╔══

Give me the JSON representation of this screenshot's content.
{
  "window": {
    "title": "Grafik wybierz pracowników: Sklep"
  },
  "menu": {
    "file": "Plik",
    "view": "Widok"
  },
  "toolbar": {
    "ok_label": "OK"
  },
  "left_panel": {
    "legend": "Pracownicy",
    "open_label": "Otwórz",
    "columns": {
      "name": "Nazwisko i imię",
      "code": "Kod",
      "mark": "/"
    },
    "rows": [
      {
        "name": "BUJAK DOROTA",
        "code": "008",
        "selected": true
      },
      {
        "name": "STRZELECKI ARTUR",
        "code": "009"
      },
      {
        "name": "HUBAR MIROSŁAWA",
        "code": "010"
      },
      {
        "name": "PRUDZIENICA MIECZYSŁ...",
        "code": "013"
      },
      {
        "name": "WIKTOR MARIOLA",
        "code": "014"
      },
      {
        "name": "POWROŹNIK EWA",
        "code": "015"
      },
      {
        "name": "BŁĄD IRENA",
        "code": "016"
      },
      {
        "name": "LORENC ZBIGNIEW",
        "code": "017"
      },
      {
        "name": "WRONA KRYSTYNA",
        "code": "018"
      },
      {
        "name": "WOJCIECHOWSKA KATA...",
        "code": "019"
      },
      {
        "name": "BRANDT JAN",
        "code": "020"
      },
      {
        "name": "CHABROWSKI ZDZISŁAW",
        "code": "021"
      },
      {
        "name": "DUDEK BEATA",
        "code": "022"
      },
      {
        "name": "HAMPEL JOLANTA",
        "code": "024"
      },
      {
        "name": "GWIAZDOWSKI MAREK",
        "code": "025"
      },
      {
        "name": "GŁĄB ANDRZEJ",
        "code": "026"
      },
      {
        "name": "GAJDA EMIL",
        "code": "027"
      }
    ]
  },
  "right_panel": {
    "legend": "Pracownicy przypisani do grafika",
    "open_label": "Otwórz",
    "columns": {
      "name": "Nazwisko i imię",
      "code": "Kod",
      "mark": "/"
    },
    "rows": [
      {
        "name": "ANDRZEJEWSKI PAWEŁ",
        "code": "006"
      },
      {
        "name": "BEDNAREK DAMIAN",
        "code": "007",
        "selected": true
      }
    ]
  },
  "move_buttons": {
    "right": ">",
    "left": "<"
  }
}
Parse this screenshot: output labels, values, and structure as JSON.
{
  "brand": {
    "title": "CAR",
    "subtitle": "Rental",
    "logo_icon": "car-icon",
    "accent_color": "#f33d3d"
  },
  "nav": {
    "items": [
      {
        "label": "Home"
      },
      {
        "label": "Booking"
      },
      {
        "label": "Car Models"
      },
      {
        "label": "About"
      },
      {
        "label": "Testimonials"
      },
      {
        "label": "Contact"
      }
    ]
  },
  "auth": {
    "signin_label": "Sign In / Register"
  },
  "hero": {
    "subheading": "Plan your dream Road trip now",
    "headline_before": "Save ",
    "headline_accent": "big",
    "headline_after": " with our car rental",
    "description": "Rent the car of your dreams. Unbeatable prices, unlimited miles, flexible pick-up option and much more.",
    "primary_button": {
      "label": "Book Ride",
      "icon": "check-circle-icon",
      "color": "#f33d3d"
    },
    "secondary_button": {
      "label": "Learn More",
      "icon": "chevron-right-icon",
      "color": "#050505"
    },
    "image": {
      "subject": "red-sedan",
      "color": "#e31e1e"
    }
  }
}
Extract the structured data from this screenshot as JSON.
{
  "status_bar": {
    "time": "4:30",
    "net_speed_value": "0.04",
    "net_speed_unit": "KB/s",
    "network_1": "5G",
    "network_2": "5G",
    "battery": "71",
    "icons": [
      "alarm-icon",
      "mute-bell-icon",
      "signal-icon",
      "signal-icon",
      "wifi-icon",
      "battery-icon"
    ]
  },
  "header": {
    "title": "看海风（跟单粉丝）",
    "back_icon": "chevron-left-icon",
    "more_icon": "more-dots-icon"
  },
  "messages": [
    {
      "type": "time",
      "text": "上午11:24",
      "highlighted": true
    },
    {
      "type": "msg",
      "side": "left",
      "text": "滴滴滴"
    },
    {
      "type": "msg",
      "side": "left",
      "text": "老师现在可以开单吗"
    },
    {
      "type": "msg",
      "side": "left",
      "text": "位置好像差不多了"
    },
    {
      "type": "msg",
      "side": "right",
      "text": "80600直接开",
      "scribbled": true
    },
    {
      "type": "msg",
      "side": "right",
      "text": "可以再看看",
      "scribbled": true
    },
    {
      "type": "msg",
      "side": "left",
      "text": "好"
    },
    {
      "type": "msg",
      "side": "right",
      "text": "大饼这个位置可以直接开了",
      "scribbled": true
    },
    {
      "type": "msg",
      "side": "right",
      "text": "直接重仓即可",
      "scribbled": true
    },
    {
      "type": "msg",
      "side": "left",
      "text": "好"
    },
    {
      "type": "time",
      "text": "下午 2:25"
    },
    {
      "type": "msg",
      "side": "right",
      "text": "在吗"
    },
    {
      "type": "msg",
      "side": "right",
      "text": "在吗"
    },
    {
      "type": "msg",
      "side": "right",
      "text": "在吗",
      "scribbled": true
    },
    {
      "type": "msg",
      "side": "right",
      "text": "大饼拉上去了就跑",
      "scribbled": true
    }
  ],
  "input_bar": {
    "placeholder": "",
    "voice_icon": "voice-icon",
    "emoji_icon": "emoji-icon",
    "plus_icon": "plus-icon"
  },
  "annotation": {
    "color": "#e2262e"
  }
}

╚══

:: PROBLEM TO WORK ON ::
Repeat the data above exactly.

:: RESPONSE TO THE TASK ::
Give me the JSON representation of this screenshot's content.
{
  "window": {
    "title": "Grafik wybierz pracowników: Sklep"
  },
  "menu": {
    "file": "Plik",
    "view": "Widok"
  },
  "toolbar": {
    "ok_label": "OK"
  },
  "left_panel": {
    "legend": "Pracownicy",
    "open_label": "Otwórz",
    "columns": {
      "name": "Nazwisko i imię",
      "code": "Kod",
      "mark": "/"
    },
    "rows": [
      {
        "name": "BUJAK DOROTA",
        "code": "008",
        "selected": true
      },
      {
        "name": "STRZELECKI ARTUR",
        "code": "009"
      },
      {
        "name": "HUBAR MIROSŁAWA",
        "code": "010"
      },
      {
        "name": "PRUDZIENICA MIECZYSŁ...",
        "code": "013"
      },
      {
        "name": "WIKTOR MARIOLA",
        "code": "014"
      },
      {
        "name": "POWROŹNIK EWA",
        "code": "015"
      },
      {
        "name": "BŁĄD IRENA",
        "code": "016"
      },
      {
        "name": "LORENC ZBIGNIEW",
        "code": "017"
      },
      {
        "name": "WRONA KRYSTYNA",
        "code": "018"
      },
      {
        "name": "WOJCIECHOWSKA KATA...",
        "code": "019"
      },
      {
        "name": "BRANDT JAN",
        "code": "020"
      },
      {
        "name": "CHABROWSKI ZDZISŁAW",
        "code": "021"
      },
      {
        "name": "DUDEK BEATA",
        "code": "022"
      },
      {
        "name": "HAMPEL JOLANTA",
        "code": "024"
      },
      {
        "name": "GWIAZDOWSKI MAREK",
        "code": "025"
      },
      {
        "name": "GŁĄB ANDRZEJ",
        "code": "026"
      },
      {
        "name": "GAJDA EMIL",
        "code": "027"
      }
    ]
  },
  "right_panel": {
    "legend": "Pracownicy przypisani do grafika",
    "open_label": "Otwórz",
    "columns": {
      "name": "Nazwisko i imię",
      "code": "Kod",
      "mark": "/"
    },
    "rows": [
      {
        "name": "ANDRZEJEWSKI PAWEŁ",
        "code": "006"
      },
      {
        "name": "BEDNAREK DAMIAN",
        "code": "007",
        "selected": true
      }
    ]
  },
  "move_buttons": {
    "right": ">",
    "left": "<"
  }
}
Parse this screenshot: output labels, values, and structure as JSON.
{
  "brand": {
    "title": "CAR",
    "subtitle": "Rental",
    "logo_icon": "car-icon",
    "accent_color": "#f33d3d"
  },
  "nav": {
    "items": [
      {
        "label": "Home"
      },
      {
        "label": "Booking"
      },
      {
        "label": "Car Models"
      },
      {
        "label": "About"
      },
      {
        "label": "Testimonials"
      },
      {
        "label": "Contact"
      }
    ]
  },
  "auth": {
    "signin_label": "Sign In / Register"
  },
  "hero": {
    "subheading": "Plan your dream Road trip now",
    "headline_before": "Save ",
    "headline_accent": "big",
    "headline_after": " with our car rental",
    "description": "Rent the car of your dreams. Unbeatable prices, unlimited miles, flexible pick-up option and much more.",
    "primary_button": {
      "label": "Book Ride",
      "icon": "check-circle-icon",
      "color": "#f33d3d"
    },
    "secondary_button": {
      "label": "Learn More",
      "icon": "chevron-right-icon",
      "color": "#050505"
    },
    "image": {
      "subject": "red-sedan",
      "color": "#e31e1e"
    }
  }
}
Extract the structured data from this screenshot as JSON.
{
  "status_bar": {
    "time": "4:30",
    "net_speed_value": "0.04",
    "net_speed_unit": "KB/s",
    "network_1": "5G",
    "network_2": "5G",
    "battery": "71",
    "icons": [
      "alarm-icon",
      "mute-bell-icon",
      "signal-icon",
      "signal-icon",
      "wifi-icon",
      "battery-icon"
    ]
  },
  "header": {
    "title": "看海风（跟单粉丝）",
    "back_icon": "chevron-left-icon",
    "more_icon": "more-dots-icon"
  },
  "messages": [
    {
      "type": "time",
      "text": "上午11:24",
      "highlighted": true
    },
    {
      "type": "msg",
      "side": "left",
      "text": "滴滴滴"
    },
    {
      "type": "msg",
      "side": "left",
      "text": "老师现在可以开单吗"
    },
    {
      "type": "msg",
      "side": "left",
      "text": "位置好像差不多了"
    },
    {
      "type": "msg",
      "side": "right",
      "text": "80600直接开",
      "scribbled": true
    },
    {
      "type": "msg",
      "side": "right",
      "text": "可以再看看",
      "scribbled": true
    },
    {
      "type": "msg",
      "side": "left",
      "text": "好"
    },
    {
      "type": "msg",
      "side": "right",
      "text": "大饼这个位置可以直接开了",
      "scribbled": true
    },
    {
      "type": "msg",
      "side": "right",
      "text": "直接重仓即可",
      "scribbled": true
    },
    {
      "type": "msg",
      "side": "left",
      "text": "好"
    },
    {
      "type": "time",
      "text": "下午 2:25"
    },
    {
      "type": "msg",
      "side": "right",
      "text": "在吗"
    },
    {
      "type": "msg",
      "side": "right",
      "text": "在吗"
    },
    {
      "type": "msg",
      "side": "right",
      "text": "在吗",
      "scribbled": true
    },
    {
      "type": "msg",
      "side": "right",
      "text": "大饼拉上去了就跑",
      "scribbled": true
    }
  ],
  "input_bar": {
    "placeholder": "",
    "voice_icon": "voice-icon",
    "emoji_icon": "emoji-icon",
    "plus_icon": "plus-icon"
  },
  "annotation": {
    "color": "#e2262e"
  }
}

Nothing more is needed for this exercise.